** Start of Task input **
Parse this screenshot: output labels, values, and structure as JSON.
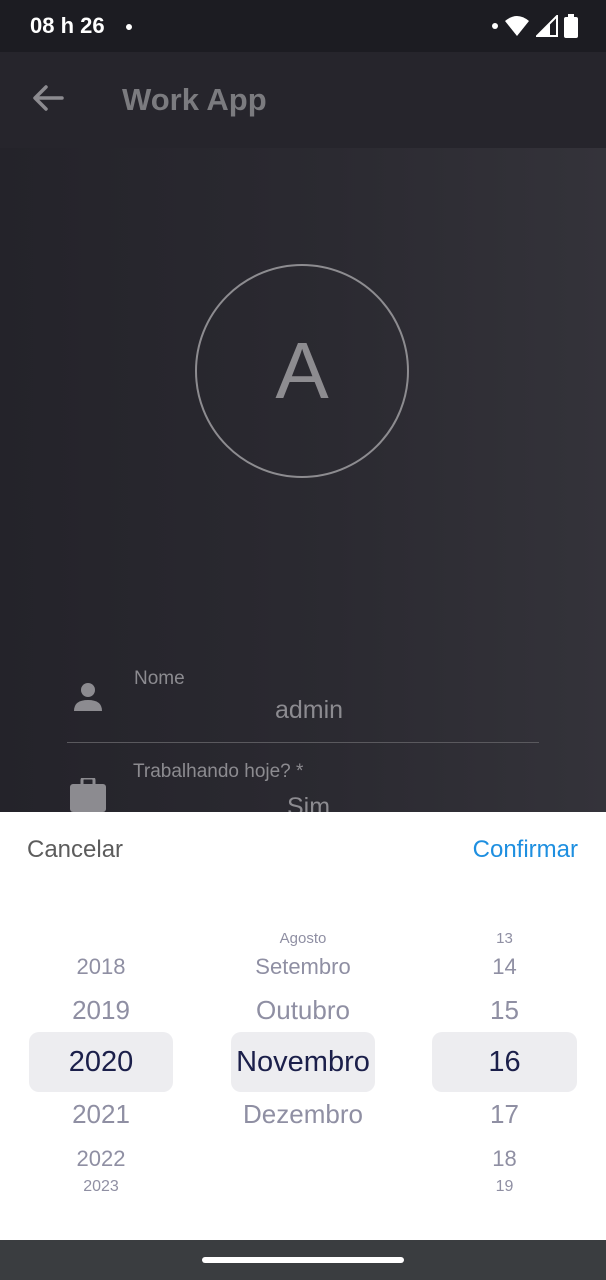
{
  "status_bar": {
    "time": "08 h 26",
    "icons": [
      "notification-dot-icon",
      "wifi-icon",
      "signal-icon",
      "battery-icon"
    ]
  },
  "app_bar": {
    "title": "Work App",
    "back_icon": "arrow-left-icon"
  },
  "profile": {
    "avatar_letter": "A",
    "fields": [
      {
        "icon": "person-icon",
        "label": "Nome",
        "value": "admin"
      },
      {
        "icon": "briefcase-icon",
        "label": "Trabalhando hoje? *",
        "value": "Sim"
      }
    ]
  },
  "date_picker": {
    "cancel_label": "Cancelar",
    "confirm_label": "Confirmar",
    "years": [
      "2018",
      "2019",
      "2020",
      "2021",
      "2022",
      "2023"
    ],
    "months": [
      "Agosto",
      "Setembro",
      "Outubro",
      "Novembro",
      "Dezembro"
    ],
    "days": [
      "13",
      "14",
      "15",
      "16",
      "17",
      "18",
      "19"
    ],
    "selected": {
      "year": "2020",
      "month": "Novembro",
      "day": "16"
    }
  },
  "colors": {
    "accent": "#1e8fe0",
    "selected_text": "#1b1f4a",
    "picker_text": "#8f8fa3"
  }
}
** End of Task input **
> [Short problem] Reproduce the whole listing above word for word, but not its pictures.

> [Worked solution]
Parse this screenshot: output labels, values, and structure as JSON.
{
  "status_bar": {
    "time": "08 h 26",
    "icons": [
      "notification-dot-icon",
      "wifi-icon",
      "signal-icon",
      "battery-icon"
    ]
  },
  "app_bar": {
    "title": "Work App",
    "back_icon": "arrow-left-icon"
  },
  "profile": {
    "avatar_letter": "A",
    "fields": [
      {
        "icon": "person-icon",
        "label": "Nome",
        "value": "admin"
      },
      {
        "icon": "briefcase-icon",
        "label": "Trabalhando hoje? *",
        "value": "Sim"
      }
    ]
  },
  "date_picker": {
    "cancel_label": "Cancelar",
    "confirm_label": "Confirmar",
    "years": [
      "2018",
      "2019",
      "2020",
      "2021",
      "2022",
      "2023"
    ],
    "months": [
      "Agosto",
      "Setembro",
      "Outubro",
      "Novembro",
      "Dezembro"
    ],
    "days": [
      "13",
      "14",
      "15",
      "16",
      "17",
      "18",
      "19"
    ],
    "selected": {
      "year": "2020",
      "month": "Novembro",
      "day": "16"
    }
  },
  "colors": {
    "accent": "#1e8fe0",
    "selected_text": "#1b1f4a",
    "picker_text": "#8f8fa3"
  }
}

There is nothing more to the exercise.